Check each line of the entries below for the string "douche"; copy every line where it appears.

───── ENTRIES

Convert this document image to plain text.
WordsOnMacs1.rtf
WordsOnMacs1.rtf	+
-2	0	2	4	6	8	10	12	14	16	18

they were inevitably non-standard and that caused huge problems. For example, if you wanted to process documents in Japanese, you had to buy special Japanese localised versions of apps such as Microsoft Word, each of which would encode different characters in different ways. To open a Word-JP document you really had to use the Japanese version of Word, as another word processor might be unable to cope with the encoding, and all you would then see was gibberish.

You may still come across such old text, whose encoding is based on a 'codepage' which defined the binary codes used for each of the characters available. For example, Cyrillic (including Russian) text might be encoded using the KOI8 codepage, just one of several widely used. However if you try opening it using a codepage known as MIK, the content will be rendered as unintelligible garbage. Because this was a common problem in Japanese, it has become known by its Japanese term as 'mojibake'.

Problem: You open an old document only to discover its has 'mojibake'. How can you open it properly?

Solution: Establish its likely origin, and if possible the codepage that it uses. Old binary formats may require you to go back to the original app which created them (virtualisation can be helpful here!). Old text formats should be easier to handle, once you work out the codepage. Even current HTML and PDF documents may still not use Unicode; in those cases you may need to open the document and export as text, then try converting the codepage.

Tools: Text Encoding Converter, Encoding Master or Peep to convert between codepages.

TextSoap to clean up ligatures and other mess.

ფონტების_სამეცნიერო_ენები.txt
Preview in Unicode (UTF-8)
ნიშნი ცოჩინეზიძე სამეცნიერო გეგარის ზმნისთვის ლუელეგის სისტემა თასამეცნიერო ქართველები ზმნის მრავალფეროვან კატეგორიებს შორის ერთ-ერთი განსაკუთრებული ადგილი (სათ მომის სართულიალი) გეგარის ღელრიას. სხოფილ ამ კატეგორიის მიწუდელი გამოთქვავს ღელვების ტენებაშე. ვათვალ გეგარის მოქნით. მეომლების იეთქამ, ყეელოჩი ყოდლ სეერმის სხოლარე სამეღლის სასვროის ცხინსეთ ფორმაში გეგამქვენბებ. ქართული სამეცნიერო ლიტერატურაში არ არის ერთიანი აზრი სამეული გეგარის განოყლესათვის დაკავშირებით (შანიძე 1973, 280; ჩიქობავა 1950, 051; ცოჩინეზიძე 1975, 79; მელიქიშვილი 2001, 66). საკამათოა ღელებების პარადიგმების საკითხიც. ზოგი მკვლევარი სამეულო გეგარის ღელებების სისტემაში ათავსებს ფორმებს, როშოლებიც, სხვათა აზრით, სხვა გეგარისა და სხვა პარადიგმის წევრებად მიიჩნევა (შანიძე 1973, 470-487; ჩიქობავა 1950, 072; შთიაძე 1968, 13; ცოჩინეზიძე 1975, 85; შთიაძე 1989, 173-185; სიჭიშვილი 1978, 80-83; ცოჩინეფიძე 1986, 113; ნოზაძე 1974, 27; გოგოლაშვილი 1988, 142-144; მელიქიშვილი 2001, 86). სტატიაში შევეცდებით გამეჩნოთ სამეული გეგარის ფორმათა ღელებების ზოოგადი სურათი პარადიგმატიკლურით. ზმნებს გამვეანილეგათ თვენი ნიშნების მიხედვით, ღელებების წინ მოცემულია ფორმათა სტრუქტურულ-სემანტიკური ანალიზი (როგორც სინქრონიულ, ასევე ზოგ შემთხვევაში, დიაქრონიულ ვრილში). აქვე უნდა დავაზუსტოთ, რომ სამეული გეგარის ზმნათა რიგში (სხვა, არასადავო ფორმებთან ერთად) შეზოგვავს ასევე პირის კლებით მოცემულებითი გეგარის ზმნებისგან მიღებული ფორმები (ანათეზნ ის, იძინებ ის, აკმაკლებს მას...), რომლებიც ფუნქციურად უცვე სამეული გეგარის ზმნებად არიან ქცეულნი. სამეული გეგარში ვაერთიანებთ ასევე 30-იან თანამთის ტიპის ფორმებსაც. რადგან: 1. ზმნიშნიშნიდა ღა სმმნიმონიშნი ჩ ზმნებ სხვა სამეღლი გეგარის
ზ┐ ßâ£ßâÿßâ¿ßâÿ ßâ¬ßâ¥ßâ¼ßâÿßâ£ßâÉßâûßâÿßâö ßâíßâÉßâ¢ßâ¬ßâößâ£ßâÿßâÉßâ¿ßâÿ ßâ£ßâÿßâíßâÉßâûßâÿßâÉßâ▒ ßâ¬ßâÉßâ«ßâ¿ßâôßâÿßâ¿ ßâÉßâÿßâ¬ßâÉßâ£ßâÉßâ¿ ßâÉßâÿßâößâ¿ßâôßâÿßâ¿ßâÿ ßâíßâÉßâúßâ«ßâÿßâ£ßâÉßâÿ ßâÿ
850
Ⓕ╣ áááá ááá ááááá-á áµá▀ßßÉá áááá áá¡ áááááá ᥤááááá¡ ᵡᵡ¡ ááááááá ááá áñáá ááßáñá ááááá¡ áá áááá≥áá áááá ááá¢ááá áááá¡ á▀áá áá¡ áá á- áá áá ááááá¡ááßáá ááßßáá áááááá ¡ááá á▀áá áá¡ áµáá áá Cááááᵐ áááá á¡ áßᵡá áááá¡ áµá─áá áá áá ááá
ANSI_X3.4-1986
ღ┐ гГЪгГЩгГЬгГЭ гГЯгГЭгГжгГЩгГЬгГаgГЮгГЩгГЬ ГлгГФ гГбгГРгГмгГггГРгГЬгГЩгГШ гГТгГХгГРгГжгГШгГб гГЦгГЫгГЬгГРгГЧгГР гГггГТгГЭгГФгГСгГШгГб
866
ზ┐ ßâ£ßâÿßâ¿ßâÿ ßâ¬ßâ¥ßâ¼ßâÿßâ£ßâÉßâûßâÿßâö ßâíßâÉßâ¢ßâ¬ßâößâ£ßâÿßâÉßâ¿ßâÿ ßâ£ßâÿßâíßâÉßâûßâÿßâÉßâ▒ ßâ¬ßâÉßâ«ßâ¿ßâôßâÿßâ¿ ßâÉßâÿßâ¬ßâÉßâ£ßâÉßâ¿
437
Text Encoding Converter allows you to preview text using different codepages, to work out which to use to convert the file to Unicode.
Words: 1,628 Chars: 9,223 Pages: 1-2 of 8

──────────
───── ENTRIES

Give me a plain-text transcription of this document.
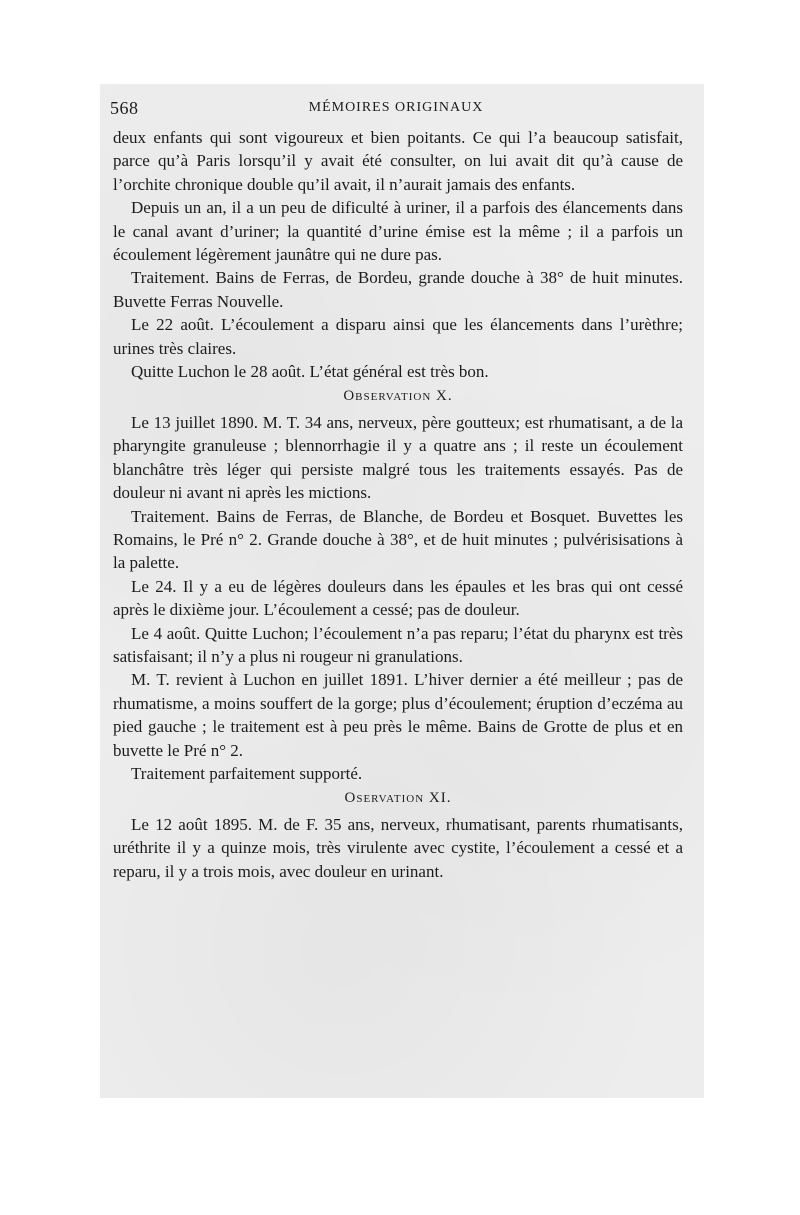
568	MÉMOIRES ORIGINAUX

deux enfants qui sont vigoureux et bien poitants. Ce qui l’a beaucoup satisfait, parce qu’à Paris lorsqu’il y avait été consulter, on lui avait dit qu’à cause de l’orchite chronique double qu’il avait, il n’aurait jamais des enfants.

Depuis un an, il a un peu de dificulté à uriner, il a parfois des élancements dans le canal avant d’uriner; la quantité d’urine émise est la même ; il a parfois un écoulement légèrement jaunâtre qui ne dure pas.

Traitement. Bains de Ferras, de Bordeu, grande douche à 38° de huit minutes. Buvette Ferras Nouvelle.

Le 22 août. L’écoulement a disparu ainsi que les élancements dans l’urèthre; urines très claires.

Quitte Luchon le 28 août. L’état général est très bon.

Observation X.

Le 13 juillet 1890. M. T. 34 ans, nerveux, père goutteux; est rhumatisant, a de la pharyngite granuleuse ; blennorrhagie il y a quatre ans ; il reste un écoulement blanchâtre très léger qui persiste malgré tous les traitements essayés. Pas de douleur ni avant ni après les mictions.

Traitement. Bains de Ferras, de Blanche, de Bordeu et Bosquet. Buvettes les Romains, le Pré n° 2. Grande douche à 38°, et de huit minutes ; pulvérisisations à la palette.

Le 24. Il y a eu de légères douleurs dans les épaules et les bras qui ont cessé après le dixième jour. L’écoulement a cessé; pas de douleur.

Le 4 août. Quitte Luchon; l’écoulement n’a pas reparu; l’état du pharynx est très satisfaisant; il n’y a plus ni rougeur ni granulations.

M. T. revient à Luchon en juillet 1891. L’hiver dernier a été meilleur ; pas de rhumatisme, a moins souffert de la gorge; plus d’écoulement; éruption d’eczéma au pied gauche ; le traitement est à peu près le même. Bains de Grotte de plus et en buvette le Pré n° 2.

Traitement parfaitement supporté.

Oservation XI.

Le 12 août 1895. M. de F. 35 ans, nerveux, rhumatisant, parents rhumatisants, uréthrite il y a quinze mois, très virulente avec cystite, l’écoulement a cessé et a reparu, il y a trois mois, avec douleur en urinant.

──────────

▸ EXERCISE SOLUTION
Traitement. Bains de Ferras, de Bordeu, grande douche à 38° de huit minutes. Buvette Ferras Nouvelle.
Traitement. Bains de Ferras, de Blanche, de Bordeu et Bosquet. Buvettes les Romains, le Pré n° 2. Grande douche à 38°, et de huit minutes ; pulvérisisations à la palette.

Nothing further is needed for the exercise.